Set problem
Convert every line of the material below into a JSON list of strings, one string per line, omitting blank lines and leaving the pictures out.

Excerpted records
(begin)

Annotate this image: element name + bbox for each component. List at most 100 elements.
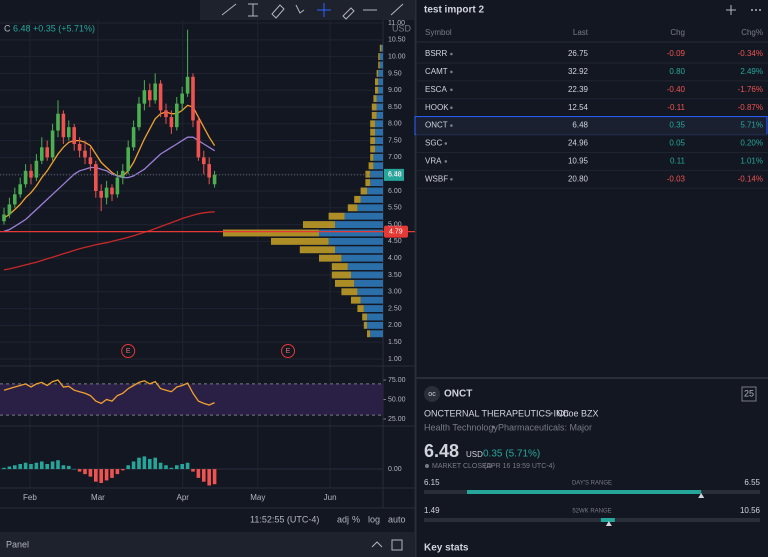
- currency: USD: [392, 23, 412, 33]
- y-tick-label: 3.00: [388, 289, 402, 296]
- status-dot: [450, 52, 453, 56]
- macd-histogram-bar: [164, 465, 168, 470]
- candle-body: [169, 117, 174, 128]
- y-tick-label: 2.00: [388, 322, 402, 329]
- volume-profile-bar: [373, 153, 383, 161]
- range-high: 10.56: [740, 506, 761, 515]
- range-marker: [605, 521, 612, 526]
- macd-histogram-bar: [180, 464, 184, 470]
- x-tick-label: Mar: [91, 493, 105, 502]
- macd-histogram-bar: [34, 462, 39, 470]
- y-tick-label: 9.50: [388, 70, 402, 77]
- status-button[interactable]: adj: [337, 514, 349, 524]
- cell: -0.03: [667, 174, 686, 183]
- volume-profile-bar: [335, 246, 383, 254]
- earnings-label: E: [286, 348, 291, 355]
- text-tool[interactable]: [248, 3, 258, 17]
- status-buttons: adj% log auto: [337, 514, 406, 524]
- candle-body: [93, 164, 98, 191]
- macd-histogram-bar: [39, 461, 44, 470]
- measure-tool[interactable]: [295, 4, 305, 14]
- macd-histogram-bar: [45, 464, 49, 470]
- candle-body: [174, 103, 179, 128]
- pen-tool[interactable]: [342, 7, 355, 20]
- volume-profile-bar: [335, 221, 383, 229]
- volume-profile-bar: [375, 128, 383, 136]
- macd-histogram-bar: [56, 460, 60, 470]
- rsi-tick-label: 50.00: [388, 396, 406, 403]
- brush-tool[interactable]: [271, 4, 285, 19]
- watchlist-title[interactable]: test import 2: [424, 5, 484, 16]
- volume-profile-bar: [328, 212, 345, 220]
- x-tick-label: Apr: [176, 493, 189, 502]
- volume-profile-bar: [357, 204, 383, 212]
- symbol-cell[interactable]: ONCT: [425, 121, 448, 130]
- y-tick-label: 11.00: [388, 20, 405, 27]
- symbol-cell[interactable]: WSBF: [425, 174, 448, 183]
- y-tick-label: 4.00: [388, 255, 402, 262]
- crosshair-tool[interactable]: [317, 3, 331, 17]
- market-status: MARKET CLOSED: [432, 463, 492, 470]
- volume-profile-bar: [370, 330, 383, 338]
- volume-profile-bar: [367, 330, 371, 338]
- candle-body: [7, 204, 12, 215]
- volume-profile-bar: [360, 187, 367, 195]
- separator: •: [492, 422, 495, 432]
- level-label: 4.79: [389, 228, 403, 235]
- trend-line-tool[interactable]: [221, 3, 237, 16]
- macd-histogram-bar: [110, 469, 114, 478]
- y-tick-label: 6.50: [388, 171, 402, 178]
- more-button[interactable]: [751, 9, 761, 11]
- y-tick-label: 7.00: [388, 154, 402, 161]
- volume-profile-bar: [362, 313, 367, 321]
- ranges: 6.15 DAY'S RANGE 6.55 1.49 52WK RANGE 10.56: [424, 478, 761, 526]
- badge-box[interactable]: [741, 386, 757, 402]
- status-button[interactable]: %: [352, 514, 360, 524]
- volume-profile-bar: [351, 296, 361, 304]
- volume-profile-bar: [341, 288, 358, 296]
- volume-profile-bar: [344, 212, 383, 220]
- symbol-logo: [424, 386, 440, 402]
- range-track: [424, 518, 760, 522]
- y-tick-label: 9.00: [388, 87, 402, 94]
- ray-tool[interactable]: [390, 3, 404, 16]
- selected-row[interactable]: [414, 116, 768, 136]
- candle-body: [99, 190, 103, 198]
- status-button[interactable]: auto: [388, 514, 406, 524]
- status-button[interactable]: log: [368, 514, 380, 524]
- candle-body: [18, 184, 22, 195]
- add-symbol[interactable]: [726, 5, 736, 15]
- volume-profile-bar: [375, 145, 383, 153]
- volume-profile-bar: [363, 305, 383, 313]
- status-dot: [450, 88, 453, 92]
- symbol-cell[interactable]: SGC: [425, 139, 443, 148]
- maximize-button[interactable]: [391, 539, 403, 551]
- macd-histogram-bar: [185, 462, 190, 470]
- earnings-marker[interactable]: [121, 344, 136, 358]
- earnings-marker[interactable]: [281, 344, 296, 358]
- volume-profile-bar: [328, 237, 383, 245]
- candle-body: [158, 83, 163, 111]
- candle-body: [61, 113, 66, 138]
- symbol-cell[interactable]: BSRR: [425, 49, 447, 58]
- collapse-button[interactable]: [371, 541, 383, 548]
- status-dot: [450, 124, 453, 127]
- candle-body: [196, 120, 201, 158]
- y-tick-label: 10.50: [388, 37, 406, 44]
- key-stats: Key stats: [424, 543, 469, 554]
- panel-title[interactable]: Panel: [6, 539, 29, 549]
- candle-body: [137, 103, 141, 128]
- detail-currency: USD: [466, 450, 483, 459]
- candle-body: [131, 127, 136, 148]
- cell: -0.40: [667, 85, 686, 94]
- y-tick-label: 6.00: [388, 188, 402, 195]
- symbol-cell[interactable]: ESCA: [425, 85, 447, 94]
- symbol-cell[interactable]: HOOK: [425, 103, 449, 112]
- symbol-cell[interactable]: VRA: [425, 157, 442, 166]
- symbol-cell[interactable]: CAMT: [425, 67, 448, 76]
- range-fill: [467, 490, 702, 494]
- range-fill: [600, 518, 615, 522]
- separator: •: [550, 408, 553, 418]
- volume-profile-bar: [319, 229, 383, 237]
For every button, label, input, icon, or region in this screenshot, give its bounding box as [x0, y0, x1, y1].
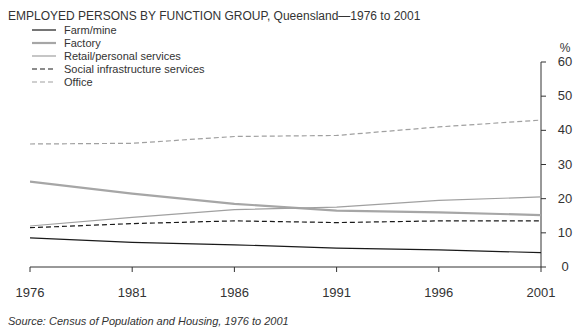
y-axis-label: % — [560, 41, 571, 55]
legend-swatch — [32, 68, 56, 69]
x-tick-label: 1981 — [118, 285, 147, 300]
y-tick-label: 20 — [558, 191, 572, 206]
y-tick — [541, 130, 546, 131]
legend-label: Factory — [64, 37, 101, 49]
legend-swatch — [32, 55, 56, 56]
x-tick — [336, 267, 337, 272]
y-tick — [541, 267, 546, 268]
x-tick — [30, 267, 31, 272]
x-tick-label: 1986 — [220, 285, 249, 300]
x-tick — [541, 267, 542, 272]
plot-area — [30, 120, 541, 253]
x-tick-label: 2001 — [527, 285, 556, 300]
y-tick — [541, 96, 546, 97]
x-tick-label: 1991 — [322, 285, 351, 300]
y-tick-label: 50 — [558, 88, 572, 103]
series-line — [30, 120, 541, 144]
source-note: Source: Census of Population and Housing… — [8, 315, 289, 327]
legend-label: Farm/mine — [64, 24, 117, 36]
series-line — [30, 182, 541, 215]
legend-label: Office — [64, 76, 93, 88]
legend-label: Social infrastructure services — [64, 63, 205, 75]
series-line — [30, 238, 541, 253]
x-tick-label: 1996 — [424, 285, 453, 300]
x-tick — [132, 267, 133, 272]
legend-swatch — [32, 42, 56, 44]
legend-label: Retail/personal services — [64, 50, 181, 62]
series-line — [30, 221, 541, 228]
y-tick — [541, 164, 546, 165]
y-tick-label: 30 — [558, 157, 572, 172]
legend-swatch — [32, 81, 56, 82]
title: EMPLOYED PERSONS BY FUNCTION GROUP, Quee… — [8, 9, 421, 23]
y-tick-label: 60 — [558, 54, 572, 69]
y-tick-label: 10 — [558, 225, 572, 240]
y-tick — [541, 62, 546, 63]
y-tick — [541, 198, 546, 199]
chart: EMPLOYED PERSONS BY FUNCTION GROUP, Quee… — [0, 0, 579, 335]
y-tick-label: 40 — [558, 122, 572, 137]
legend-swatch — [32, 29, 56, 30]
x-tick-label: 1976 — [16, 285, 45, 300]
x-tick — [234, 267, 235, 272]
y-tick — [541, 232, 546, 233]
x-axis — [30, 267, 541, 268]
series-line — [30, 197, 541, 226]
y-tick-label: 0 — [561, 259, 568, 274]
x-tick — [438, 267, 439, 272]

(end)

Output for this task
[
  "Annotate this image: element name + bbox for each component. List at most 100 elements.",
  "- currency: USD: [392, 23, 412, 33]",
  "- y-tick-label: 3.00: [388, 289, 402, 296]",
  "- status-dot: [450, 52, 453, 56]",
  "- macd-histogram-bar: [164, 465, 168, 470]",
  "- candle-body: [169, 117, 174, 128]",
  "- y-tick-label: 2.00: [388, 322, 402, 329]",
  "- volume-profile-bar: [373, 153, 383, 161]",
  "- range-high: 10.56: [740, 506, 761, 515]",
  "- range-marker: [605, 521, 612, 526]",
  "- macd-histogram-bar: [180, 464, 184, 470]",
  "- x-tick-label: Mar: [91, 493, 105, 502]",
  "- macd-histogram-bar: [34, 462, 39, 470]",
  "- y-tick-label: 9.50: [388, 70, 402, 77]",
  "- status-button[interactable]: adj: [337, 514, 349, 524]",
  "- cell: -0.03: [667, 174, 686, 183]",
  "- volume-profile-bar: [335, 246, 383, 254]",
  "- earnings-label: E: [286, 348, 291, 355]",
  "- text-tool[interactable]: [248, 3, 258, 17]",
  "- status-buttons: adj% log auto: [337, 514, 406, 524]",
  "- candle-body: [93, 164, 98, 191]",
  "- macd-histogram-bar: [39, 461, 44, 470]",
  "- measure-tool[interactable]: [295, 4, 305, 14]",
  "- macd-histogram-bar: [45, 464, 49, 470]",
  "- candle-body: [174, 103, 179, 128]",
  "- pen-tool[interactable]: [342, 7, 355, 20]",
  "- volume-profile-bar: [335, 221, 383, 229]",
  "- volume-profile-bar: [375, 128, 383, 136]",
  "- macd-histogram-bar: [56, 460, 60, 470]",
  "- rsi-tick-label: 50.00: [388, 396, 406, 403]",
  "- brush-tool[interactable]: [271, 4, 285, 19]",
  "- watchlist-title[interactable]: test import 2: [424, 5, 484, 16]",
  "- volume-profile-bar: [328, 212, 345, 220]",
  "- x-tick-label: Apr: [176, 493, 189, 502]",
  "- volume-profile-bar: [357, 204, 383, 212]",
  "- symbol-cell[interactable]: ONCT: [425, 121, 448, 130]",
  "- y-tick-label: 11.00: [388, 20, 405, 27]",
  "- symbol-cell[interactable]: WSBF: [425, 174, 448, 183]",
  "- y-tick-label: 4.00: [388, 255, 402, 262]",
  "- crosshair-tool[interactable]: [317, 3, 331, 17]",
  "- market-status: MARKET CLOSED: [432, 463, 492, 470]",
  "- volume-profile-bar: [370, 330, 383, 338]",
  "- volume-profile-bar: [367, 330, 371, 338]",
  "- candle-body: [7, 204, 12, 215]",
  "- volume-profile-bar: [360, 187, 367, 195]",
  "- separator: •: [492, 422, 495, 432]",
  "- level-label: 4.79: [389, 228, 403, 235]",
  "- trend-line-tool[interactable]: [221, 3, 237, 16]",
  "- macd-histogram-bar: [110, 469, 114, 478]",
  "- y-tick-label: 6.50: [388, 171, 402, 178]",
  "- more-button[interactable]: [751, 9, 761, 11]",
  "- y-tick-label: 7.00: [388, 154, 402, 161]",
  "- volume-profile-bar: [362, 313, 367, 321]",
  "- ranges: 6.15 DAY'S RANGE 6.55 1.49 52WK RANGE 10.56: [424, 478, 761, 526]",
  "- badge-box[interactable]: [741, 386, 757, 402]",
  "- status-button[interactable]: %: [352, 514, 360, 524]",
  "- volume-profile-bar: [351, 296, 361, 304]",
  "- volume-profile-bar: [341, 288, 358, 296]",
  "- volume-profile-bar: [344, 212, 383, 220]",
  "- symbol-logo: [424, 386, 440, 402]",
  "- range-track: [424, 518, 760, 522]",
  "- y-tick-label: 9.00: [388, 87, 402, 94]",
  "- ray-tool[interactable]: [390, 3, 404, 16]",
  "- selected-row[interactable]: [414, 116, 768, 136]",
  "- candle-body: [99, 190, 103, 198]",
  "- status-button[interactable]: auto: [388, 514, 406, 524]",
  "- status-button[interactable]: log: [368, 514, 380, 524]",
  "- candle-body: [18, 184, 22, 195]",
  "- add-symbol[interactable]: [726, 5, 736, 15]",
  "- volume-profile-bar: [375, 145, 383, 153]",
  "- volume-profile-bar: [363, 305, 383, 313]",
  "- status-dot: [450, 88, 453, 92]",
  "- symbol-cell[interactable]: SGC: [425, 139, 443, 148]",
  "- maximize-button[interactable]: [391, 539, 403, 551]",
  "- macd-histogram-bar: [185, 462, 190, 470]",
  "- earnings-marker[interactable]: [121, 344, 136, 358]",
  "- earnings-marker[interactable]: [281, 344, 296, 358]",
  "- volume-profile-bar: [328, 237, 383, 245]",
  "- candle-body: [158, 83, 163, 111]",
  "- candle-body: [61, 113, 66, 138]",
  "- symbol-cell[interactable]: BSRR: [425, 49, 447, 58]",
  "- collapse-button[interactable]: [371, 541, 383, 548]",
  "- status-dot: [450, 124, 453, 127]",
  "- candle-body: [196, 120, 201, 158]",
  "- y-tick-label: 10.50: [388, 37, 406, 44]",
  "- key-stats: Key stats: [424, 543, 469, 554]",
  "- panel-title[interactable]: Panel: [6, 539, 29, 549]",
  "- candle-body: [137, 103, 141, 128]",
  "- detail-currency: USD: [466, 450, 483, 459]",
  "- candle-body: [131, 127, 136, 148]",
  "- cell: -0.40: [667, 85, 686, 94]",
  "- y-tick-label: 6.00: [388, 188, 402, 195]",
  "- symbol-cell[interactable]: ESCA: [425, 85, 447, 94]",
  "- symbol-cell[interactable]: HOOK: [425, 103, 449, 112]",
  "- symbol-cell[interactable]: VRA: [425, 157, 442, 166]",
  "- symbol-cell[interactable]: CAMT: [425, 67, 448, 76]",
  "- range-fill: [467, 490, 702, 494]",
  "- range-fill: [600, 518, 615, 522]",
  "- separator: •: [550, 408, 553, 418]",
  "- volume-profile-bar: [319, 229, 383, 237]",
  "For every button, label, input, icon, or region in this screenshot, give its bounding box as [x0, y0, x1, y1].",
  "y-axis-label: % — [560, 41, 571, 55]",
  "legend-swatch — [32, 68, 56, 69]",
  "x-tick-label: 1981 — [118, 285, 147, 300]",
  "y-tick-label: 20 — [558, 191, 572, 206]",
  "y-tick — [541, 130, 546, 131]",
  "legend-label: Factory — [64, 37, 101, 49]",
  "legend-swatch — [32, 55, 56, 56]",
  "x-tick — [336, 267, 337, 272]",
  "y-tick — [541, 267, 546, 268]",
  "x-tick — [30, 267, 31, 272]",
  "x-tick-label: 1986 — [220, 285, 249, 300]",
  "x-tick — [541, 267, 542, 272]",
  "plot-area — [30, 120, 541, 253]",
  "x-tick-label: 2001 — [527, 285, 556, 300]",
  "y-tick — [541, 96, 546, 97]",
  "x-tick-label: 1991 — [322, 285, 351, 300]",
  "y-tick-label: 50 — [558, 88, 572, 103]",
  "series-line — [30, 120, 541, 144]",
  "source-note: Source: Census of Population and Housing… — [8, 315, 289, 327]",
  "legend-label: Farm/mine — [64, 24, 117, 36]",
  "series-line — [30, 182, 541, 215]",
  "legend-label: Office — [64, 76, 93, 88]",
  "legend-label: Social infrastructure services — [64, 63, 205, 75]",
  "series-line — [30, 238, 541, 253]",
  "x-tick-label: 1996 — [424, 285, 453, 300]",
  "x-tick — [132, 267, 133, 272]",
  "legend-swatch — [32, 42, 56, 44]",
  "legend-label: Retail/personal services — [64, 50, 181, 62]",
  "series-line — [30, 221, 541, 228]",
  "y-tick — [541, 164, 546, 165]",
  "y-tick-label: 30 — [558, 157, 572, 172]",
  "legend-swatch — [32, 81, 56, 82]",
  "title: EMPLOYED PERSONS BY FUNCTION GROUP, Quee… — [8, 9, 421, 23]",
  "y-tick-label: 60 — [558, 54, 572, 69]",
  "y-tick-label: 10 — [558, 225, 572, 240]",
  "y-tick — [541, 62, 546, 63]",
  "y-tick — [541, 198, 546, 199]",
  "chart: EMPLOYED PERSONS BY FUNCTION GROUP, Quee… — [0, 0, 579, 335]",
  "y-tick-label: 40 — [558, 122, 572, 137]",
  "legend-swatch — [32, 29, 56, 30]",
  "x-tick-label: 1976 — [16, 285, 45, 300]",
  "x-tick — [234, 267, 235, 272]",
  "y-tick — [541, 232, 546, 233]",
  "x-axis — [30, 267, 541, 268]",
  "series-line — [30, 197, 541, 226]",
  "y-tick-label: 0 — [561, 259, 568, 274]",
  "x-tick — [438, 267, 439, 272]"
]